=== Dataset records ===
>>>>>
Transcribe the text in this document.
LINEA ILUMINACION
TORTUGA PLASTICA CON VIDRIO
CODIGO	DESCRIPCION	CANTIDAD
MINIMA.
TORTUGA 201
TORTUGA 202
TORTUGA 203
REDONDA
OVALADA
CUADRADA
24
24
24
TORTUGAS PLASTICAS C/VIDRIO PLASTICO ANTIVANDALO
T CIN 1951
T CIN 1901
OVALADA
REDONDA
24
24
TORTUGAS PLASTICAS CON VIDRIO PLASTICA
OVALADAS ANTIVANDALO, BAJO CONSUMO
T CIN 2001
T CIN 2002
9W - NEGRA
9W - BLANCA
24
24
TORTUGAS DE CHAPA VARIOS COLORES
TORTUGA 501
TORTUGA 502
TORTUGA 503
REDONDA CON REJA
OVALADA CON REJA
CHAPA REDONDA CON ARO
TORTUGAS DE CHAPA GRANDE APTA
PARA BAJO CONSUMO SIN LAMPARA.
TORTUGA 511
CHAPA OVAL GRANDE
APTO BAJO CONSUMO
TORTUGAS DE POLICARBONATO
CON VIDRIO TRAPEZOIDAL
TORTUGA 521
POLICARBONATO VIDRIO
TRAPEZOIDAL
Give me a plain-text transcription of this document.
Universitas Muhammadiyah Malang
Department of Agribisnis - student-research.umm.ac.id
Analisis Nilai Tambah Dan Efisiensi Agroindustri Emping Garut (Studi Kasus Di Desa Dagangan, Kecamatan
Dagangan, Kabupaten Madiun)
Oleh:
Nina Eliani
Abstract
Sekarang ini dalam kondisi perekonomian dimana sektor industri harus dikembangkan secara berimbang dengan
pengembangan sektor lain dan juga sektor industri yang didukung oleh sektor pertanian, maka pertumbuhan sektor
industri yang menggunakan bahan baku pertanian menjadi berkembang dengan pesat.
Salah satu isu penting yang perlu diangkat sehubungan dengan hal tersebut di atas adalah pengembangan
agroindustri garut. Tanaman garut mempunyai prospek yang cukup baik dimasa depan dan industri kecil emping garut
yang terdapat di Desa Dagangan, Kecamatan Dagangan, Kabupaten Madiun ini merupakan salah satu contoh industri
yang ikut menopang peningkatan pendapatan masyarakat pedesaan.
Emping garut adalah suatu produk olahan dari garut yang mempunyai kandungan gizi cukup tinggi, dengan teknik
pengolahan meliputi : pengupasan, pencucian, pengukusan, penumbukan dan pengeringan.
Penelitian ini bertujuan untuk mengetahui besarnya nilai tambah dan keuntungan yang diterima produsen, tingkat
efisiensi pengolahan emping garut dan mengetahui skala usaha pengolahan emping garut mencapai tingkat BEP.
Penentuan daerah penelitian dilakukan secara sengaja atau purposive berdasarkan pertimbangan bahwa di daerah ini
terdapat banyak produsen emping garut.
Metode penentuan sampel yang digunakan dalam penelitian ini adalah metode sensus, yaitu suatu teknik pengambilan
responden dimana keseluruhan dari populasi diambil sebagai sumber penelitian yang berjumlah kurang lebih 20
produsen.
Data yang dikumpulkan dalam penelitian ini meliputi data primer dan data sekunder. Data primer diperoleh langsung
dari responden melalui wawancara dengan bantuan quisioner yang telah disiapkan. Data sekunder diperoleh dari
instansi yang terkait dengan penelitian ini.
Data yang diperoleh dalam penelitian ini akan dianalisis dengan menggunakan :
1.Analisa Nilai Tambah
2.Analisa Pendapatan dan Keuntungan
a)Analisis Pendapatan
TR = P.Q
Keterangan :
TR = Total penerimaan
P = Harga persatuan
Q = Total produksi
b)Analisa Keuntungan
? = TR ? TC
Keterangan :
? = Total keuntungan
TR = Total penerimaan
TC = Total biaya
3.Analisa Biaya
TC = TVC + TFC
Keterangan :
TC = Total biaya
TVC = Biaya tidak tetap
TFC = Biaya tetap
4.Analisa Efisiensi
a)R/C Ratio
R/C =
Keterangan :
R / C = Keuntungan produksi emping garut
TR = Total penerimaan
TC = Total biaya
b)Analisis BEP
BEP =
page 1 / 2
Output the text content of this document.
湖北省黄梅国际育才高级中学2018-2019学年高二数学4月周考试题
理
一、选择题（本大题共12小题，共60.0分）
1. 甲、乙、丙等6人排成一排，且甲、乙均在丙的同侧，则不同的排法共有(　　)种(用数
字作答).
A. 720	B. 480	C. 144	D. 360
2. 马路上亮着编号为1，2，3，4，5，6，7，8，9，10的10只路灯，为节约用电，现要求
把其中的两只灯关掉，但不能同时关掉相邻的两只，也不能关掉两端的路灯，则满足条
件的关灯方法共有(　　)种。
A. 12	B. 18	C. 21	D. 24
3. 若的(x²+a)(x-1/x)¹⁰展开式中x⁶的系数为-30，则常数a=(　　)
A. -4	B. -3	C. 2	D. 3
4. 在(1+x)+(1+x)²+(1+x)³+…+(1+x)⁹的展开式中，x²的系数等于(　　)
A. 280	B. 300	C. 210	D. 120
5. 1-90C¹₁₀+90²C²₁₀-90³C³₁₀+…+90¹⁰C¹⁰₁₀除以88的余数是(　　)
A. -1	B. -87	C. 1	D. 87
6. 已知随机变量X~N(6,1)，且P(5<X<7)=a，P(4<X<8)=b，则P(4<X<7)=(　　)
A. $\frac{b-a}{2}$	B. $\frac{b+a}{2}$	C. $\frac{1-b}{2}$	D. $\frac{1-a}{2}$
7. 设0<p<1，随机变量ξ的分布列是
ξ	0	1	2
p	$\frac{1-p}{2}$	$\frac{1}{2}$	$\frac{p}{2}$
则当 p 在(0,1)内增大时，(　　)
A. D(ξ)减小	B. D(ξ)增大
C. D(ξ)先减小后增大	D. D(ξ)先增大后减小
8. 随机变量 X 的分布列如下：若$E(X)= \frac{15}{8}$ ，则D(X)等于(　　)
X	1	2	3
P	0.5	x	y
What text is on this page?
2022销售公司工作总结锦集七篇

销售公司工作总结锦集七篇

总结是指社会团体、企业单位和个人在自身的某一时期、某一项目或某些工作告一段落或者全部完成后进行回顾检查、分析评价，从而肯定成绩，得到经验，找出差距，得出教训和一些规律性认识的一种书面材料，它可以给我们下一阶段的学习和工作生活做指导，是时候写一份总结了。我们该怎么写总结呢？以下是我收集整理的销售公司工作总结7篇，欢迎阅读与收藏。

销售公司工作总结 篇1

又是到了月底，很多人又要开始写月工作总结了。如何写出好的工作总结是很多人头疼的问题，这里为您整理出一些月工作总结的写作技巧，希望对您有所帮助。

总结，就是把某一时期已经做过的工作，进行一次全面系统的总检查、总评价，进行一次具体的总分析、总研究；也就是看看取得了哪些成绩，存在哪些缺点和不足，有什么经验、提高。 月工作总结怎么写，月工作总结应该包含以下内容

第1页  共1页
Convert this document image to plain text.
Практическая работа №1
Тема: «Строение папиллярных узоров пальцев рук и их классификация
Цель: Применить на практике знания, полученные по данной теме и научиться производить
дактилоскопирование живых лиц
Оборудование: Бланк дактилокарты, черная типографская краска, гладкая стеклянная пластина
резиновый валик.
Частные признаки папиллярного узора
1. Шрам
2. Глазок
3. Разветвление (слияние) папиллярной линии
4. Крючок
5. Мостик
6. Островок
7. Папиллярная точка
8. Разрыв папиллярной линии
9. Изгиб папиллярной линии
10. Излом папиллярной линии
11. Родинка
<<<<<
=== TASK GOAL ===
Pull out every line of the entries that includes the word "tingkat".

=== RESULT ===
Penelitian ini bertujuan untuk mengetahui besarnya nilai tambah dan keuntungan yang diterima produsen, tingkat
efisiensi pengolahan emping garut dan mengetahui skala usaha pengolahan emping garut mencapai tingkat BEP.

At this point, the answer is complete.